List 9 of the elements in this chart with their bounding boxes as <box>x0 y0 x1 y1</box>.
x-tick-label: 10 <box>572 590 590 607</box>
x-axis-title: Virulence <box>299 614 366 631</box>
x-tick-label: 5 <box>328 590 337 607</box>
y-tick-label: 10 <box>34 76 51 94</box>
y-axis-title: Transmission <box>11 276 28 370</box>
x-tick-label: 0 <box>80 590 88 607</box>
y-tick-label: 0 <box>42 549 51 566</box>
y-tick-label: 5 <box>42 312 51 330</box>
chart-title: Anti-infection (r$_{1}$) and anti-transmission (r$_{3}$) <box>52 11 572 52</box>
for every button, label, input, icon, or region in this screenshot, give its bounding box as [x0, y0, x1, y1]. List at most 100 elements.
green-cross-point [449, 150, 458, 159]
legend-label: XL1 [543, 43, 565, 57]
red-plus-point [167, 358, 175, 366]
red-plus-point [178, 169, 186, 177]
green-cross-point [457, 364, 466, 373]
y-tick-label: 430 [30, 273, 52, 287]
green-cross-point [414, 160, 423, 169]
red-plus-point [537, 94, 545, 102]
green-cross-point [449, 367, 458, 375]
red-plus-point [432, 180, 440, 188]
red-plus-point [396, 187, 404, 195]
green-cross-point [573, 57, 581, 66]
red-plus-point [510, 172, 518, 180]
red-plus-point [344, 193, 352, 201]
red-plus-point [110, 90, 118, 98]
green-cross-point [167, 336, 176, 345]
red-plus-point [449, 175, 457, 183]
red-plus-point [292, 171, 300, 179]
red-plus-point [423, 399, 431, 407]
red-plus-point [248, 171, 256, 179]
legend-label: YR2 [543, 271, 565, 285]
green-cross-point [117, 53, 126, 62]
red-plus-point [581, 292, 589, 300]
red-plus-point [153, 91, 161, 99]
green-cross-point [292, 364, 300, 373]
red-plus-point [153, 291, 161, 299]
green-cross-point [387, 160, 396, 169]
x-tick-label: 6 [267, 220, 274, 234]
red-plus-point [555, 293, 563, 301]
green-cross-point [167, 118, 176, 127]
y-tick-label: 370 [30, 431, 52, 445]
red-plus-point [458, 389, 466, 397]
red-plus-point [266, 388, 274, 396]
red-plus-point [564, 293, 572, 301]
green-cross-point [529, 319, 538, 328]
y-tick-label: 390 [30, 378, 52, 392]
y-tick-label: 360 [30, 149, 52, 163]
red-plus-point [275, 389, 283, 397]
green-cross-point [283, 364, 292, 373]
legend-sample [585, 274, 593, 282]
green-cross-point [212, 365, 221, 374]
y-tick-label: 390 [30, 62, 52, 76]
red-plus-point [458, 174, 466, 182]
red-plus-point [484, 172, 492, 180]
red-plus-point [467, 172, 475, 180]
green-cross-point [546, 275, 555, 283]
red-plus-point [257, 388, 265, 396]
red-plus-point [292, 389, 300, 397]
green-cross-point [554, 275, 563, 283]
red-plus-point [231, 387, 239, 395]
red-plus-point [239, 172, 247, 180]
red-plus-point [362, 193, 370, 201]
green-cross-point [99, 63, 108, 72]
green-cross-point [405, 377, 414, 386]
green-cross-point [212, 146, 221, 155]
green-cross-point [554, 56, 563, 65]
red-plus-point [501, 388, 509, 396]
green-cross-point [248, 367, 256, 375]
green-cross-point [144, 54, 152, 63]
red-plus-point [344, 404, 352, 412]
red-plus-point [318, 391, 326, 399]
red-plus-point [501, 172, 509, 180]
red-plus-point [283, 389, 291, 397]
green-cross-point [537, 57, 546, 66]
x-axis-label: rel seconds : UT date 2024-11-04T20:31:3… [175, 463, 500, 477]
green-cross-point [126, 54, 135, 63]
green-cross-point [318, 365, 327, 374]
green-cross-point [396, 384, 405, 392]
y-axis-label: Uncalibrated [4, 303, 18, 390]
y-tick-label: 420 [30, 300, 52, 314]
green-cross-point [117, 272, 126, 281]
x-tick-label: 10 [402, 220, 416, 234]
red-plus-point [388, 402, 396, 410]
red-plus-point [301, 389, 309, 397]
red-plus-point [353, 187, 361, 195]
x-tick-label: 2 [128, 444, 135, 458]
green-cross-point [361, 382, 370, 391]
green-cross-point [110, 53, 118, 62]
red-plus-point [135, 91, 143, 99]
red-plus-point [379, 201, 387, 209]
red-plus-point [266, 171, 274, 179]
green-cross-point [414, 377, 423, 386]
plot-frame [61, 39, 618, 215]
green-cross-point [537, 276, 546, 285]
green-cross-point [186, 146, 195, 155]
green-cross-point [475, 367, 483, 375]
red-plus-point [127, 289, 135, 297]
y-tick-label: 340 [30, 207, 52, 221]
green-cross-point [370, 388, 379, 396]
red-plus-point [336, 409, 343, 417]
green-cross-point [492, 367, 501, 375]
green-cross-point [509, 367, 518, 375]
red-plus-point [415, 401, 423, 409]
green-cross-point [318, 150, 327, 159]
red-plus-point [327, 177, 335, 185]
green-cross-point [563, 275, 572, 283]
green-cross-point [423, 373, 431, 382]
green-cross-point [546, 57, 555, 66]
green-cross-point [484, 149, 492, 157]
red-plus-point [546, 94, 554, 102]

———

▶ Problem to solve
Write out all of the records above line for line, keeping every character unchanged.

▶ Task output
List 9 of the elements in this chart with their bounding boxes as <box>x0 y0 x1 y1</box>.
x-tick-label: 10 <box>572 590 590 607</box>
x-axis-title: Virulence <box>299 614 366 631</box>
x-tick-label: 5 <box>328 590 337 607</box>
y-tick-label: 10 <box>34 76 51 94</box>
y-axis-title: Transmission <box>11 276 28 370</box>
x-tick-label: 0 <box>80 590 88 607</box>
y-tick-label: 0 <box>42 549 51 566</box>
y-tick-label: 5 <box>42 312 51 330</box>
chart-title: Anti-infection (r$_{1}$) and anti-transmission (r$_{3}$) <box>52 11 572 52</box>
for every button, label, input, icon, or region in this screenshot, give its bounding box as [x0, y0, x1, y1]. List at most 100 elements.
green-cross-point [449, 150, 458, 159]
legend-label: XL1 [543, 43, 565, 57]
red-plus-point [167, 358, 175, 366]
red-plus-point [178, 169, 186, 177]
green-cross-point [457, 364, 466, 373]
y-tick-label: 430 [30, 273, 52, 287]
green-cross-point [414, 160, 423, 169]
red-plus-point [537, 94, 545, 102]
green-cross-point [449, 367, 458, 375]
red-plus-point [432, 180, 440, 188]
red-plus-point [396, 187, 404, 195]
green-cross-point [573, 57, 581, 66]
red-plus-point [510, 172, 518, 180]
red-plus-point [344, 193, 352, 201]
red-plus-point [110, 90, 118, 98]
green-cross-point [167, 336, 176, 345]
red-plus-point [449, 175, 457, 183]
red-plus-point [292, 171, 300, 179]
red-plus-point [423, 399, 431, 407]
red-plus-point [248, 171, 256, 179]
legend-label: YR2 [543, 271, 565, 285]
green-cross-point [117, 53, 126, 62]
red-plus-point [581, 292, 589, 300]
red-plus-point [153, 91, 161, 99]
green-cross-point [292, 364, 300, 373]
red-plus-point [153, 291, 161, 299]
green-cross-point [387, 160, 396, 169]
x-tick-label: 6 [267, 220, 274, 234]
red-plus-point [555, 293, 563, 301]
green-cross-point [167, 118, 176, 127]
y-tick-label: 370 [30, 431, 52, 445]
red-plus-point [458, 389, 466, 397]
red-plus-point [266, 388, 274, 396]
red-plus-point [564, 293, 572, 301]
green-cross-point [529, 319, 538, 328]
y-tick-label: 390 [30, 378, 52, 392]
y-tick-label: 360 [30, 149, 52, 163]
red-plus-point [275, 389, 283, 397]
green-cross-point [283, 364, 292, 373]
legend-sample [585, 274, 593, 282]
green-cross-point [212, 365, 221, 374]
y-tick-label: 390 [30, 62, 52, 76]
red-plus-point [458, 174, 466, 182]
red-plus-point [484, 172, 492, 180]
red-plus-point [467, 172, 475, 180]
green-cross-point [546, 275, 555, 283]
red-plus-point [257, 388, 265, 396]
red-plus-point [292, 389, 300, 397]
green-cross-point [554, 275, 563, 283]
red-plus-point [231, 387, 239, 395]
red-plus-point [239, 172, 247, 180]
red-plus-point [362, 193, 370, 201]
green-cross-point [99, 63, 108, 72]
green-cross-point [405, 377, 414, 386]
green-cross-point [212, 146, 221, 155]
green-cross-point [554, 56, 563, 65]
red-plus-point [501, 388, 509, 396]
green-cross-point [248, 367, 256, 375]
green-cross-point [144, 54, 152, 63]
red-plus-point [344, 404, 352, 412]
red-plus-point [318, 391, 326, 399]
red-plus-point [501, 172, 509, 180]
red-plus-point [283, 389, 291, 397]
green-cross-point [537, 57, 546, 66]
x-axis-label: rel seconds : UT date 2024-11-04T20:31:3… [175, 463, 500, 477]
green-cross-point [126, 54, 135, 63]
green-cross-point [318, 365, 327, 374]
green-cross-point [396, 384, 405, 392]
y-axis-label: Uncalibrated [4, 303, 18, 390]
y-tick-label: 420 [30, 300, 52, 314]
green-cross-point [117, 272, 126, 281]
x-tick-label: 10 [402, 220, 416, 234]
red-plus-point [388, 402, 396, 410]
red-plus-point [301, 389, 309, 397]
red-plus-point [353, 187, 361, 195]
x-tick-label: 2 [128, 444, 135, 458]
green-cross-point [361, 382, 370, 391]
green-cross-point [110, 53, 118, 62]
red-plus-point [135, 91, 143, 99]
red-plus-point [379, 201, 387, 209]
red-plus-point [266, 171, 274, 179]
green-cross-point [414, 377, 423, 386]
plot-frame [61, 39, 618, 215]
green-cross-point [537, 276, 546, 285]
green-cross-point [186, 146, 195, 155]
green-cross-point [475, 367, 483, 375]
red-plus-point [127, 289, 135, 297]
y-tick-label: 340 [30, 207, 52, 221]
green-cross-point [370, 388, 379, 396]
red-plus-point [336, 409, 343, 417]
green-cross-point [492, 367, 501, 375]
green-cross-point [509, 367, 518, 375]
red-plus-point [415, 401, 423, 409]
green-cross-point [318, 150, 327, 159]
red-plus-point [327, 177, 335, 185]
green-cross-point [563, 275, 572, 283]
green-cross-point [423, 373, 431, 382]
green-cross-point [546, 57, 555, 66]
green-cross-point [484, 149, 492, 157]
red-plus-point [546, 94, 554, 102]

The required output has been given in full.